Task instructions: Print all records exactly, leaving nothing out.

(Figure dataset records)
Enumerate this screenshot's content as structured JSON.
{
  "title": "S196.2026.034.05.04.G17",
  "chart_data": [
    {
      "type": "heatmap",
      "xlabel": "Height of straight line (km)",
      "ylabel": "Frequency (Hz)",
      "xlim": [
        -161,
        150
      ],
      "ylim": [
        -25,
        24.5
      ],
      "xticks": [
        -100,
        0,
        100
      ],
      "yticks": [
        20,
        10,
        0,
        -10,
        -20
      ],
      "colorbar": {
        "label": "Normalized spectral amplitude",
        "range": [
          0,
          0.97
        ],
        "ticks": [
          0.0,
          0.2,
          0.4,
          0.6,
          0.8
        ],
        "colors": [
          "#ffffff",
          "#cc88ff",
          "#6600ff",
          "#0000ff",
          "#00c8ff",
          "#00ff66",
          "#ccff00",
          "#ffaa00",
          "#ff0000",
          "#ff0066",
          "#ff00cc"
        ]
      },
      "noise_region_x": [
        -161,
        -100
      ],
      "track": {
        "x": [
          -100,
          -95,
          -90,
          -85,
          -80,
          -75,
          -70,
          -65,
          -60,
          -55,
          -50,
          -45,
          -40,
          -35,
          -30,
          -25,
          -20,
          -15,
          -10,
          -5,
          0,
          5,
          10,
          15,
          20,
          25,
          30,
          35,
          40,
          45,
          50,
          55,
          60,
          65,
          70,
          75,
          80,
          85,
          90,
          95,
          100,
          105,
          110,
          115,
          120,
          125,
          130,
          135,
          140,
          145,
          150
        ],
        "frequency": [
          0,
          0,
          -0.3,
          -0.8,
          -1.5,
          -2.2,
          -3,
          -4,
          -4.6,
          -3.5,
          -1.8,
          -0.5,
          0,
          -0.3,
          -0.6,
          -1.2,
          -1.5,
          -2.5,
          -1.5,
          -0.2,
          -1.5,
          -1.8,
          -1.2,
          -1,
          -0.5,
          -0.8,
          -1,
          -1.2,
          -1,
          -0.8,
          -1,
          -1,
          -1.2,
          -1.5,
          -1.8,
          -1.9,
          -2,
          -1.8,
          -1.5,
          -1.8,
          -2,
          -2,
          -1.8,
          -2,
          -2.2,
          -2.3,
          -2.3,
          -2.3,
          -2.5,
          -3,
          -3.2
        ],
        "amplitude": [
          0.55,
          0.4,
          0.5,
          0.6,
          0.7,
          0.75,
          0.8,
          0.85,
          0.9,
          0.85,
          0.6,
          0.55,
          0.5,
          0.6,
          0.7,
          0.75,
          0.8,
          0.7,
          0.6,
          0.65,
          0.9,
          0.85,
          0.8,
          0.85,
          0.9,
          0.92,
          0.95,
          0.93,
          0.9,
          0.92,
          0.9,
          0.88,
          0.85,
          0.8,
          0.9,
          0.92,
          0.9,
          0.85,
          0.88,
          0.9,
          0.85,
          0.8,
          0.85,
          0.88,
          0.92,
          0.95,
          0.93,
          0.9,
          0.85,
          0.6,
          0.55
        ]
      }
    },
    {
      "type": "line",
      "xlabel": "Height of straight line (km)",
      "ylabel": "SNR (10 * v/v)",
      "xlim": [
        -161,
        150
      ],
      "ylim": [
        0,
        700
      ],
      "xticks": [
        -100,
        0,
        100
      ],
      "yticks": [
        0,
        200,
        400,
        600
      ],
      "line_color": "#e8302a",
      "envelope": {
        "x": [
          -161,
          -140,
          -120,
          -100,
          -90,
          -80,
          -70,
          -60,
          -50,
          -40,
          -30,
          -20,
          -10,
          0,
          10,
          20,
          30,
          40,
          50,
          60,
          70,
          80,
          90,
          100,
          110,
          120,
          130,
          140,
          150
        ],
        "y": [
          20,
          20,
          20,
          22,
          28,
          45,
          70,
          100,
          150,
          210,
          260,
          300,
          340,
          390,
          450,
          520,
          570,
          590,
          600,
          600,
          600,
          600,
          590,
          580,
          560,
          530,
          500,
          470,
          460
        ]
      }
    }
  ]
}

Answer to this task:
Enumerate this screenshot's content as structured JSON.
{
  "title": "S196.2026.034.05.04.G17",
  "chart_data": [
    {
      "type": "heatmap",
      "xlabel": "Height of straight line (km)",
      "ylabel": "Frequency (Hz)",
      "xlim": [
        -161,
        150
      ],
      "ylim": [
        -25,
        24.5
      ],
      "xticks": [
        -100,
        0,
        100
      ],
      "yticks": [
        20,
        10,
        0,
        -10,
        -20
      ],
      "colorbar": {
        "label": "Normalized spectral amplitude",
        "range": [
          0,
          0.97
        ],
        "ticks": [
          0.0,
          0.2,
          0.4,
          0.6,
          0.8
        ],
        "colors": [
          "#ffffff",
          "#cc88ff",
          "#6600ff",
          "#0000ff",
          "#00c8ff",
          "#00ff66",
          "#ccff00",
          "#ffaa00",
          "#ff0000",
          "#ff0066",
          "#ff00cc"
        ]
      },
      "noise_region_x": [
        -161,
        -100
      ],
      "track": {
        "x": [
          -100,
          -95,
          -90,
          -85,
          -80,
          -75,
          -70,
          -65,
          -60,
          -55,
          -50,
          -45,
          -40,
          -35,
          -30,
          -25,
          -20,
          -15,
          -10,
          -5,
          0,
          5,
          10,
          15,
          20,
          25,
          30,
          35,
          40,
          45,
          50,
          55,
          60,
          65,
          70,
          75,
          80,
          85,
          90,
          95,
          100,
          105,
          110,
          115,
          120,
          125,
          130,
          135,
          140,
          145,
          150
        ],
        "frequency": [
          0,
          0,
          -0.3,
          -0.8,
          -1.5,
          -2.2,
          -3,
          -4,
          -4.6,
          -3.5,
          -1.8,
          -0.5,
          0,
          -0.3,
          -0.6,
          -1.2,
          -1.5,
          -2.5,
          -1.5,
          -0.2,
          -1.5,
          -1.8,
          -1.2,
          -1,
          -0.5,
          -0.8,
          -1,
          -1.2,
          -1,
          -0.8,
          -1,
          -1,
          -1.2,
          -1.5,
          -1.8,
          -1.9,
          -2,
          -1.8,
          -1.5,
          -1.8,
          -2,
          -2,
          -1.8,
          -2,
          -2.2,
          -2.3,
          -2.3,
          -2.3,
          -2.5,
          -3,
          -3.2
        ],
        "amplitude": [
          0.55,
          0.4,
          0.5,
          0.6,
          0.7,
          0.75,
          0.8,
          0.85,
          0.9,
          0.85,
          0.6,
          0.55,
          0.5,
          0.6,
          0.7,
          0.75,
          0.8,
          0.7,
          0.6,
          0.65,
          0.9,
          0.85,
          0.8,
          0.85,
          0.9,
          0.92,
          0.95,
          0.93,
          0.9,
          0.92,
          0.9,
          0.88,
          0.85,
          0.8,
          0.9,
          0.92,
          0.9,
          0.85,
          0.88,
          0.9,
          0.85,
          0.8,
          0.85,
          0.88,
          0.92,
          0.95,
          0.93,
          0.9,
          0.85,
          0.6,
          0.55
        ]
      }
    },
    {
      "type": "line",
      "xlabel": "Height of straight line (km)",
      "ylabel": "SNR (10 * v/v)",
      "xlim": [
        -161,
        150
      ],
      "ylim": [
        0,
        700
      ],
      "xticks": [
        -100,
        0,
        100
      ],
      "yticks": [
        0,
        200,
        400,
        600
      ],
      "line_color": "#e8302a",
      "envelope": {
        "x": [
          -161,
          -140,
          -120,
          -100,
          -90,
          -80,
          -70,
          -60,
          -50,
          -40,
          -30,
          -20,
          -10,
          0,
          10,
          20,
          30,
          40,
          50,
          60,
          70,
          80,
          90,
          100,
          110,
          120,
          130,
          140,
          150
        ],
        "y": [
          20,
          20,
          20,
          22,
          28,
          45,
          70,
          100,
          150,
          210,
          260,
          300,
          340,
          390,
          450,
          520,
          570,
          590,
          600,
          600,
          600,
          600,
          590,
          580,
          560,
          530,
          500,
          470,
          460
        ]
      }
    }
  ]
}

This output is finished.